---------- Information given ----------

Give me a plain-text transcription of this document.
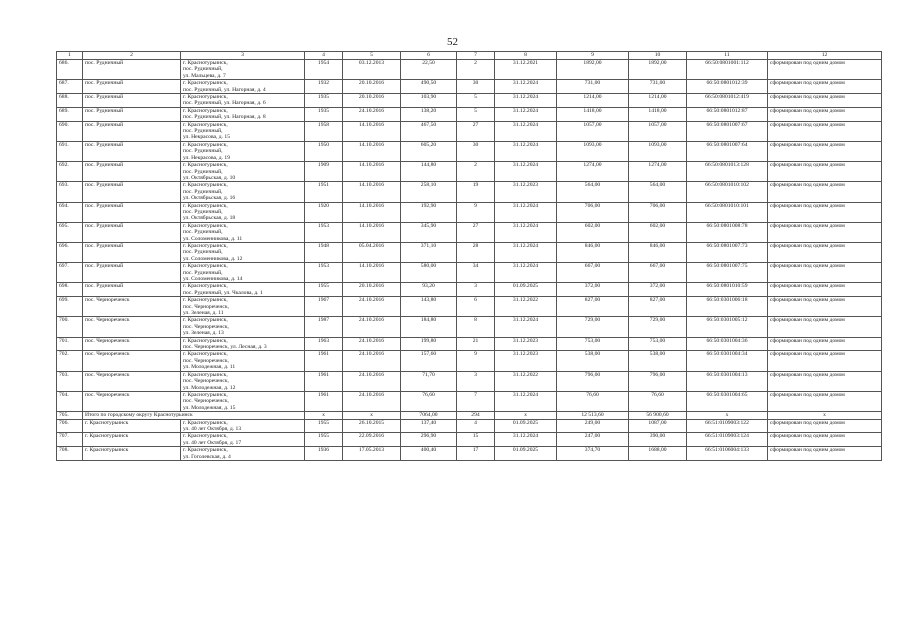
52
1	2	3	4	5	6	7	8	9	10	11	12
686.	пос. Рудничный	г. Краснотурьинск,
пос. Рудничный,
ул. Мальцева, д. 7	1954	03.12.2013	22,50	2	31.12.2021	1892,00	1892,00	66:50:0801001:112	сформирован под одним домом
687.	пос. Рудничный	г. Краснотурьинск,
пос. Рудничный, ул. Нагорная, д. 4	1932	20.10.2016	490,50	30	31.12.2024	731,00	731,00	66:50:0801012:39	сформирован под одним домом
688.	пос. Рудничный	г. Краснотурьинск,
пос. Рудничный, ул. Нагорная, д. 6	1935	20.10.2016	103,90	5	31.12.2024	1214,00	1214,00	66:50:0801012:419	сформирован под одним домом
689.	пос. Рудничный	г. Краснотурьинск,
пос. Рудничный, ул. Нагорная, д. 8	1935	24.10.2016	138,20	5	31.12.2024	1418,00	1418,00	66:50:0801012:87	сформирован под одним домом
690.	пос. Рудничный	г. Краснотурьинск,
пос. Рудничный,
ул. Некрасова, д. 15	1958	14.10.2016	467,50	27	31.12.2024	1057,00	1057,00	66:50:0801007:67	сформирован под одним домом
691.	пос. Рудничный	г. Краснотурьинск,
пос. Рудничный,
ул. Некрасова, д. 19	1950	14.10.2016	605,20	30	31.12.2024	1093,00	1093,00	66:50:0801007:64	сформирован под одним домом
692.	пос. Рудничный	г. Краснотурьинск,
пос. Рудничный,
ул. Октябрьская, д. 10	1909	14.10.2016	144,80	2	31.12.2024	1274,00	1274,00	66:50:0801013:128	сформирован под одним домом
693.	пос. Рудничный	г. Краснотурьинск,
пос. Рудничный,
ул. Октябрьская, д. 16	1951	14.10.2016	258,10	19	31.12.2023	564,00	564,00	66:50:0801010:102	сформирован под одним домом
694.	пос. Рудничный	г. Краснотурьинск,
пос. Рудничный,
ул. Октябрьская, д. 18	1920	14.10.2016	192,90	9	31.12.2024	706,00	706,00	66:50:0801010:101	сформирован под одним домом
695.	пос. Рудничный	г. Краснотурьинск,
пос. Рудничный,
ул. Соломенникова, д. 11	1953	14.10.2016	345,90	27	31.12.2024	602,00	602,00	66:50:0801008:78	сформирован под одним домом
696.	пос. Рудничный	г. Краснотурьинск,
пос. Рудничный,
ул. Соломенникова, д. 12	1948	05.04.2016	371,10	28	31.12.2024	846,00	846,00	66:50:0801007:73	сформирован под одним домом
697.	пос. Рудничный	г. Краснотурьинск,
пос. Рудничный,
ул. Соломенникова, д. 14	1953	14.10.2016	580,00	34	31.12.2024	667,00	667,00	66:50:0801007:75	сформирован под одним домом
698.	пос. Рудничный	г. Краснотурьинск,
пос. Рудничный, ул. Чкалова, д. 1	1955	20.10.2016	93,20	3	01.09.2025	372,00	372,00	66:50:0801010:59	сформирован под одним домом
699.	пос. Чернореченск	г. Краснотурьинск,
пос. Чернореченск,
ул. Зеленая, д. 11	1967	24.10.2016	143,80	6	31.12.2022	827,00	827,00	66:50:0301006:18	сформирован под одним домом
700.	пос. Чернореченск	г. Краснотурьинск,
пос. Чернореченск,
ул. Зеленая, д. 13	1987	24.10.2016	184,80	8	31.12.2024	729,00	729,00	66:50:0301005:12	сформирован под одним домом
701.	пос. Чернореченск	г. Краснотурьинск,
пос. Чернореченск, ул. Лесная, д. 3	1963	24.10.2016	199,80	21	31.12.2023	753,00	753,00	66:50:0301004:36	сформирован под одним домом
702.	пос. Чернореченск	г. Краснотурьинск,
пос. Чернореченск,
ул. Молодежная, д. 11	1961	24.10.2016	157,60	9	31.12.2023	538,00	538,00	66:50:0301004:34	сформирован под одним домом
703.	пос. Чернореченск	г. Краснотурьинск,
пос. Чернореченск,
ул. Молодежная, д. 12	1961	24.10.2016	71,70	3	31.12.2022	796,00	796,00	66:50:0301004:13	сформирован под одним домом
704.	пос. Чернореченск	г. Краснотурьинск,
пос. Чернореченск,
ул. Молодежная, д. 15	1961	24.10.2016	76,60	7	31.12.2024	76,60	76,60	66:50:0301004:65	сформирован под одним домом
705.	Итого по городскому округу Краснотурьинск		x	x	7064,00	294	x	12 513,60	56 900,60	x	x
706.	г. Краснотурьинск	г. Краснотурьинск,
ул. 40 лет Октября, д. 13	1955	26.10.2015	137,40	4	01.09.2025	249,00	1087,00	66:51:0109003:122	сформирован под одним домом
707.	г. Краснотурьинск	г. Краснотурьинск,
ул. 40 лет Октября, д. 17	1955	22.09.2016	296,90	15	31.12.2024	247,00	390,00	66:51:0109003:124	сформирован под одним домом
708.	г. Краснотурьинск	г. Краснотурьинск,
ул. Гоголевская, д. 4	1936	17.05.2013	400,40	17	01.09.2025	374,70	1688,00	66:51:0106004:133	сформирован под одним домом
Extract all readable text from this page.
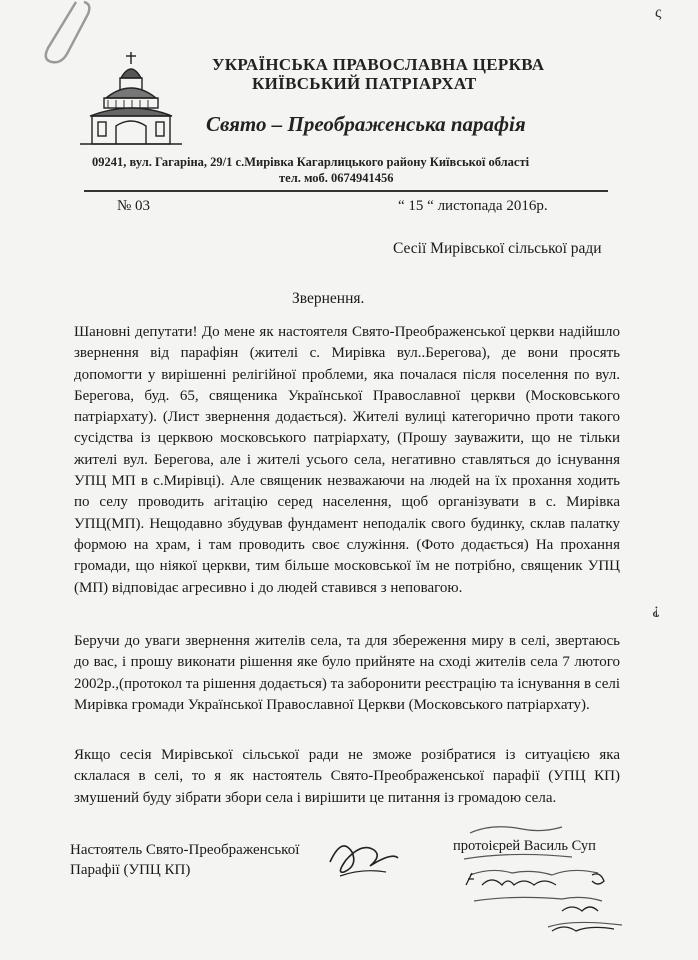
ς
УКРАЇНСЬКА ПРАВОСЛАВНА ЦЕРКВА
КИЇВСЬКИЙ ПАТРІАРХАТ
Свято – Преображенська парафія
09241, вул. Гагаріна, 29/1 с.Мирівка Кагарлицького району Київської області
тел. моб. 0674941456
№ 03	“ 15 “ листопада 2016р.
Сесії Мирівської сільської ради
Звернення.
Шановні депутати! До мене як настоятеля Свято-Преображенської церкви надійшло звернення від парафіян (жителі с. Мирівка вул..Берегова), де вони просять допомогти у вирішенні релігійної проблеми, яка почалася після поселення по вул. Берегова, буд. 65, священика Української Православної церкви (Московського патріархату). (Лист звернення додається). Жителі вулиці категорично проти такого сусідства із церквою московського патріархату, (Прошу зауважити, що не тільки жителі вул. Берегова, але і жителі усього села, негативно ставляться до існування УПЦ МП в с.Мирівці). Але священик незважаючи на людей на їх прохання ходить по селу проводить агітацію серед населення, щоб організувати в с. Мирівка УПЦ(МП). Нещодавно збудував фундамент неподалік свого будинку, склав палатку формою на храм, і там проводить своє служіння. (Фото додається) На прохання громади, що ніякої церкви, тим більше московської їм не потрібно, священик УПЦ (МП) відповідає агресивно і до людей ставився з неповагою.
⸘
Беручи до уваги звернення жителів села, та для збереження миру в селі, звертаюсь до вас, і прошу виконати рішення яке було прийняте на сході жителів села 7 лютого 2002р.,(протокол та рішення додається) та заборонити реєстрацію та існування в селі Мирівка громади Української Православної Церкви (Московського патріархату).
Якщо сесія Мирівської сільської ради не зможе розібратися із ситуацією яка склалася в селі, то я як настоятель Свято-Преображенської парафії (УПЦ КП) змушений буду зібрати збори села і вирішити це питання із громадою села.
Настоятель Свято-Преображенської
Парафії (УПЦ КП)
протоієрей Василь Суп
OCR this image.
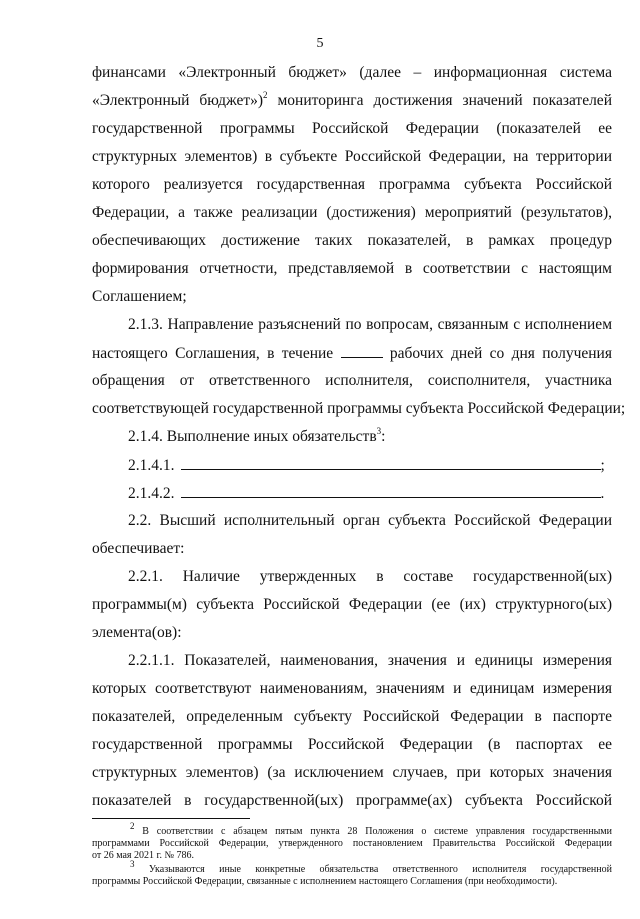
5
финансами «Электронный бюджет» (далее – информационная система
«Электронный бюджет»)$^2$ мониторинга достижения значений показателей
государственной программы Российской Федерации (показателей ее
структурных элементов) в субъекте Российской Федерации, на территории
которого реализуется государственная программа субъекта Российской
Федерации, а также реализации (достижения) мероприятий (результатов),
обеспечивающих достижение таких показателей, в рамках процедур
формирования отчетности, представляемой в соответствии с настоящим
Соглашением;
2.1.3. Направление разъяснений по вопросам, связанным с исполнением
настоящего Соглашения, в течение	рабочих дней со дня получения
обращения от ответственного исполнителя, соисполнителя, участника
соответствующей государственной программы субъекта Российской Федерации;
2.1.4. Выполнение иных обязательств$^3$:
2.1.4.1.	;
2.1.4.2.	.
2.2. Высший исполнительный орган субъекта Российской Федерации
обеспечивает:
2.2.1. Наличие утвержденных в составе государственной(ых)
программы(м) субъекта Российской Федерации (ее (их) структурного(ых)
элемента(ов):
2.2.1.1. Показателей, наименования, значения и единицы измерения
которых соответствуют наименованиям, значениям и единицам измерения
показателей, определенным субъекту Российской Федерации в паспорте
государственной программы Российской Федерации (в паспортах ее
структурных элементов) (за исключением случаев, при которых значения
показателей в государственной(ых) программе(ах) субъекта Российской
$^2$ В соответствии с абзацем пятым пункта 28 Положения о системе управления государственными
программами Российской Федерации, утвержденного постановлением Правительства Российской Федерации
от 26 мая 2021 г. № 786.
$^3$ Указываются иные конкретные обязательства ответственного исполнителя государственной
программы Российской Федерации, связанные с исполнением настоящего Соглашения (при необходимости).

----------

Scan the listing above. Gather each line that contains the word "государственной".

государственной программы Российской Федерации (показателей ее
соответствующей государственной программы субъекта Российской Федерации;
2.2.1. Наличие утвержденных в составе государственной(ых)
государственной программы Российской Федерации (в паспортах ее
показателей в государственной(ых) программе(ах) субъекта Российской
$^3$ Указываются иные конкретные обязательства ответственного исполнителя государственной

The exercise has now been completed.